(Lines of data)

>> start

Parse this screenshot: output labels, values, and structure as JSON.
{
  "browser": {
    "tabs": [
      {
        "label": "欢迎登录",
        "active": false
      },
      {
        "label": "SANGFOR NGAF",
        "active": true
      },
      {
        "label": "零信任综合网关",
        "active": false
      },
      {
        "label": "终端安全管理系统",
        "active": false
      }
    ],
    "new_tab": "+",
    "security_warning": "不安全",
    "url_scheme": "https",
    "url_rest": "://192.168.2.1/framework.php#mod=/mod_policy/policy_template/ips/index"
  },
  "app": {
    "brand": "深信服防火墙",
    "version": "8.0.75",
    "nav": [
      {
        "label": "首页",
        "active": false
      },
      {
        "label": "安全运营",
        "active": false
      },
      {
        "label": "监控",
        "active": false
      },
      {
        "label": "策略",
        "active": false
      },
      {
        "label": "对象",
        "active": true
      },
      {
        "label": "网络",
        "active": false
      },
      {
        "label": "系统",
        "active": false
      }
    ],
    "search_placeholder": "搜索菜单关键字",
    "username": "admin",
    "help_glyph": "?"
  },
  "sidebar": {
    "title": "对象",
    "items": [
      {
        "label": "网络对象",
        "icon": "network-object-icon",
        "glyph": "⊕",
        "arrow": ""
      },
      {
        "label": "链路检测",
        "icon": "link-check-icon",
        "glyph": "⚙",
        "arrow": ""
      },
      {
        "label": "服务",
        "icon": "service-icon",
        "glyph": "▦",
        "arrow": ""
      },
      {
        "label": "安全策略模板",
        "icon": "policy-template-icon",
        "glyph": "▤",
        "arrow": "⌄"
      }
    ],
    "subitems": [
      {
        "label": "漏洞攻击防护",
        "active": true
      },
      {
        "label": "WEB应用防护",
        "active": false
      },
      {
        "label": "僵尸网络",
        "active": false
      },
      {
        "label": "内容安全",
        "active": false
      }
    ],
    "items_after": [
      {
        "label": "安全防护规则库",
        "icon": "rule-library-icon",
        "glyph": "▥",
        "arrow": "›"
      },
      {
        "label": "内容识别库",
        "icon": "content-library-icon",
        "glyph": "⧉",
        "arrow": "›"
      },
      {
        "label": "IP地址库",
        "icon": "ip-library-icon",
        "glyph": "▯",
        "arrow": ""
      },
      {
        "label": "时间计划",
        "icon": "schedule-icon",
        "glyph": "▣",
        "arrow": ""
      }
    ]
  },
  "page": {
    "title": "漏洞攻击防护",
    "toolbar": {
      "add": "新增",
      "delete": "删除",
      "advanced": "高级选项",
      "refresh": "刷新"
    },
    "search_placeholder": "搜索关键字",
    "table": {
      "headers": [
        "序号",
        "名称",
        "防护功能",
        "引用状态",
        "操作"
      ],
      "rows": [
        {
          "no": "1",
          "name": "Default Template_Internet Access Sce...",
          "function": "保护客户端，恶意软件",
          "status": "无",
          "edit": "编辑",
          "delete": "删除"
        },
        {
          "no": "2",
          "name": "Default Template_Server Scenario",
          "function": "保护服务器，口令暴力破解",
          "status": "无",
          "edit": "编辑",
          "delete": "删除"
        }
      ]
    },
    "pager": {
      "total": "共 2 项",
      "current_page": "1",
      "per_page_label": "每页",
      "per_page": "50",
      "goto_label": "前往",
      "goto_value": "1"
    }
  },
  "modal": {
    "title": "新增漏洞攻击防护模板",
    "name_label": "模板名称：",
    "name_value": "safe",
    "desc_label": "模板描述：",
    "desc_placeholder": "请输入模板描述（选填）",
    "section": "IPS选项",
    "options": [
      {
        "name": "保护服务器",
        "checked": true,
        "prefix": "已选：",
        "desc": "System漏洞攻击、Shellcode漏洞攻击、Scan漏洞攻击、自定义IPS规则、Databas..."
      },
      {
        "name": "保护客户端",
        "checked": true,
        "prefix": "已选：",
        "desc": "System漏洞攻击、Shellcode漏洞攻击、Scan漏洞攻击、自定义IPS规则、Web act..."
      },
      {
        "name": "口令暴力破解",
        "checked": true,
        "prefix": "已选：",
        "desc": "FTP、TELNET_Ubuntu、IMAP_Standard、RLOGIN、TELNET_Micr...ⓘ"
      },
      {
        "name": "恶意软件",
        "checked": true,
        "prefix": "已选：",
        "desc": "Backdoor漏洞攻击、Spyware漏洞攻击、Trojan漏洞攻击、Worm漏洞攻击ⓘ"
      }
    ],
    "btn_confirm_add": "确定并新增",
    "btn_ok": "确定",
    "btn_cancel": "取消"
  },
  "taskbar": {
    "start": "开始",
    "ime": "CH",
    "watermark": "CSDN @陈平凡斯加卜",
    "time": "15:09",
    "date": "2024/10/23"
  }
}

>> end

Exercise goal:
Write the material out exactly, with nothing left out.

Reply:
Parse this screenshot: output labels, values, and structure as JSON.
{
  "browser": {
    "tabs": [
      {
        "label": "欢迎登录",
        "active": false
      },
      {
        "label": "SANGFOR NGAF",
        "active": true
      },
      {
        "label": "零信任综合网关",
        "active": false
      },
      {
        "label": "终端安全管理系统",
        "active": false
      }
    ],
    "new_tab": "+",
    "security_warning": "不安全",
    "url_scheme": "https",
    "url_rest": "://192.168.2.1/framework.php#mod=/mod_policy/policy_template/ips/index"
  },
  "app": {
    "brand": "深信服防火墙",
    "version": "8.0.75",
    "nav": [
      {
        "label": "首页",
        "active": false
      },
      {
        "label": "安全运营",
        "active": false
      },
      {
        "label": "监控",
        "active": false
      },
      {
        "label": "策略",
        "active": false
      },
      {
        "label": "对象",
        "active": true
      },
      {
        "label": "网络",
        "active": false
      },
      {
        "label": "系统",
        "active": false
      }
    ],
    "search_placeholder": "搜索菜单关键字",
    "username": "admin",
    "help_glyph": "?"
  },
  "sidebar": {
    "title": "对象",
    "items": [
      {
        "label": "网络对象",
        "icon": "network-object-icon",
        "glyph": "⊕",
        "arrow": ""
      },
      {
        "label": "链路检测",
        "icon": "link-check-icon",
        "glyph": "⚙",
        "arrow": ""
      },
      {
        "label": "服务",
        "icon": "service-icon",
        "glyph": "▦",
        "arrow": ""
      },
      {
        "label": "安全策略模板",
        "icon": "policy-template-icon",
        "glyph": "▤",
        "arrow": "⌄"
      }
    ],
    "subitems": [
      {
        "label": "漏洞攻击防护",
        "active": true
      },
      {
        "label": "WEB应用防护",
        "active": false
      },
      {
        "label": "僵尸网络",
        "active": false
      },
      {
        "label": "内容安全",
        "active": false
      }
    ],
    "items_after": [
      {
        "label": "安全防护规则库",
        "icon": "rule-library-icon",
        "glyph": "▥",
        "arrow": "›"
      },
      {
        "label": "内容识别库",
        "icon": "content-library-icon",
        "glyph": "⧉",
        "arrow": "›"
      },
      {
        "label": "IP地址库",
        "icon": "ip-library-icon",
        "glyph": "▯",
        "arrow": ""
      },
      {
        "label": "时间计划",
        "icon": "schedule-icon",
        "glyph": "▣",
        "arrow": ""
      }
    ]
  },
  "page": {
    "title": "漏洞攻击防护",
    "toolbar": {
      "add": "新增",
      "delete": "删除",
      "advanced": "高级选项",
      "refresh": "刷新"
    },
    "search_placeholder": "搜索关键字",
    "table": {
      "headers": [
        "序号",
        "名称",
        "防护功能",
        "引用状态",
        "操作"
      ],
      "rows": [
        {
          "no": "1",
          "name": "Default Template_Internet Access Sce...",
          "function": "保护客户端，恶意软件",
          "status": "无",
          "edit": "编辑",
          "delete": "删除"
        },
        {
          "no": "2",
          "name": "Default Template_Server Scenario",
          "function": "保护服务器，口令暴力破解",
          "status": "无",
          "edit": "编辑",
          "delete": "删除"
        }
      ]
    },
    "pager": {
      "total": "共 2 项",
      "current_page": "1",
      "per_page_label": "每页",
      "per_page": "50",
      "goto_label": "前往",
      "goto_value": "1"
    }
  },
  "modal": {
    "title": "新增漏洞攻击防护模板",
    "name_label": "模板名称：",
    "name_value": "safe",
    "desc_label": "模板描述：",
    "desc_placeholder": "请输入模板描述（选填）",
    "section": "IPS选项",
    "options": [
      {
        "name": "保护服务器",
        "checked": true,
        "prefix": "已选：",
        "desc": "System漏洞攻击、Shellcode漏洞攻击、Scan漏洞攻击、自定义IPS规则、Databas..."
      },
      {
        "name": "保护客户端",
        "checked": true,
        "prefix": "已选：",
        "desc": "System漏洞攻击、Shellcode漏洞攻击、Scan漏洞攻击、自定义IPS规则、Web act..."
      },
      {
        "name": "口令暴力破解",
        "checked": true,
        "prefix": "已选：",
        "desc": "FTP、TELNET_Ubuntu、IMAP_Standard、RLOGIN、TELNET_Micr...ⓘ"
      },
      {
        "name": "恶意软件",
        "checked": true,
        "prefix": "已选：",
        "desc": "Backdoor漏洞攻击、Spyware漏洞攻击、Trojan漏洞攻击、Worm漏洞攻击ⓘ"
      }
    ],
    "btn_confirm_add": "确定并新增",
    "btn_ok": "确定",
    "btn_cancel": "取消"
  },
  "taskbar": {
    "start": "开始",
    "ime": "CH",
    "watermark": "CSDN @陈平凡斯加卜",
    "time": "15:09",
    "date": "2024/10/23"
  }
}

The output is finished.